● **Task description**
Hand back the entries below exactly.

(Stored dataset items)
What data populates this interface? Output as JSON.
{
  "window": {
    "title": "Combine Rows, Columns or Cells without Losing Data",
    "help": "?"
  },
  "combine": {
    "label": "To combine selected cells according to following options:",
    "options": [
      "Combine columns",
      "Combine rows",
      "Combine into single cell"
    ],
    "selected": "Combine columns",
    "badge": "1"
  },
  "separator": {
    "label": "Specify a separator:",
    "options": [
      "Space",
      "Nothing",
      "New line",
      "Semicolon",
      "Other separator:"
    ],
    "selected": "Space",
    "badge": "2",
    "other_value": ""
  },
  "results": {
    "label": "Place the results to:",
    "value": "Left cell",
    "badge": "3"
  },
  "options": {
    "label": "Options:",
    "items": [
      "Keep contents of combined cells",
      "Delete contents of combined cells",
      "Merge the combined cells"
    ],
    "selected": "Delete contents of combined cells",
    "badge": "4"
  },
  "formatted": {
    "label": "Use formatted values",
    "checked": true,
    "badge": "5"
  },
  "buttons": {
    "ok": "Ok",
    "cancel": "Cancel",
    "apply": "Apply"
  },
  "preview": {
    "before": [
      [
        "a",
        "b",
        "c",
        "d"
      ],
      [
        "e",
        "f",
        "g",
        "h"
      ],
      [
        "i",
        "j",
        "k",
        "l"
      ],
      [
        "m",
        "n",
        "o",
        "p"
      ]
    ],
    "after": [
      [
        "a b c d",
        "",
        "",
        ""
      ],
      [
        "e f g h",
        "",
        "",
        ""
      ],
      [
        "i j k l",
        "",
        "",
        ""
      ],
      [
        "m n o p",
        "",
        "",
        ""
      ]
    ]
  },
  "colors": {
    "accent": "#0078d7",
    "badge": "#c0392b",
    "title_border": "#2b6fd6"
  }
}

● **Response area**
What data populates this interface? Output as JSON.
{
  "window": {
    "title": "Combine Rows, Columns or Cells without Losing Data",
    "help": "?"
  },
  "combine": {
    "label": "To combine selected cells according to following options:",
    "options": [
      "Combine columns",
      "Combine rows",
      "Combine into single cell"
    ],
    "selected": "Combine columns",
    "badge": "1"
  },
  "separator": {
    "label": "Specify a separator:",
    "options": [
      "Space",
      "Nothing",
      "New line",
      "Semicolon",
      "Other separator:"
    ],
    "selected": "Space",
    "badge": "2",
    "other_value": ""
  },
  "results": {
    "label": "Place the results to:",
    "value": "Left cell",
    "badge": "3"
  },
  "options": {
    "label": "Options:",
    "items": [
      "Keep contents of combined cells",
      "Delete contents of combined cells",
      "Merge the combined cells"
    ],
    "selected": "Delete contents of combined cells",
    "badge": "4"
  },
  "formatted": {
    "label": "Use formatted values",
    "checked": true,
    "badge": "5"
  },
  "buttons": {
    "ok": "Ok",
    "cancel": "Cancel",
    "apply": "Apply"
  },
  "preview": {
    "before": [
      [
        "a",
        "b",
        "c",
        "d"
      ],
      [
        "e",
        "f",
        "g",
        "h"
      ],
      [
        "i",
        "j",
        "k",
        "l"
      ],
      [
        "m",
        "n",
        "o",
        "p"
      ]
    ],
    "after": [
      [
        "a b c d",
        "",
        "",
        ""
      ],
      [
        "e f g h",
        "",
        "",
        ""
      ],
      [
        "i j k l",
        "",
        "",
        ""
      ],
      [
        "m n o p",
        "",
        "",
        ""
      ]
    ]
  },
  "colors": {
    "accent": "#0078d7",
    "badge": "#c0392b",
    "title_border": "#2b6fd6"
  }
}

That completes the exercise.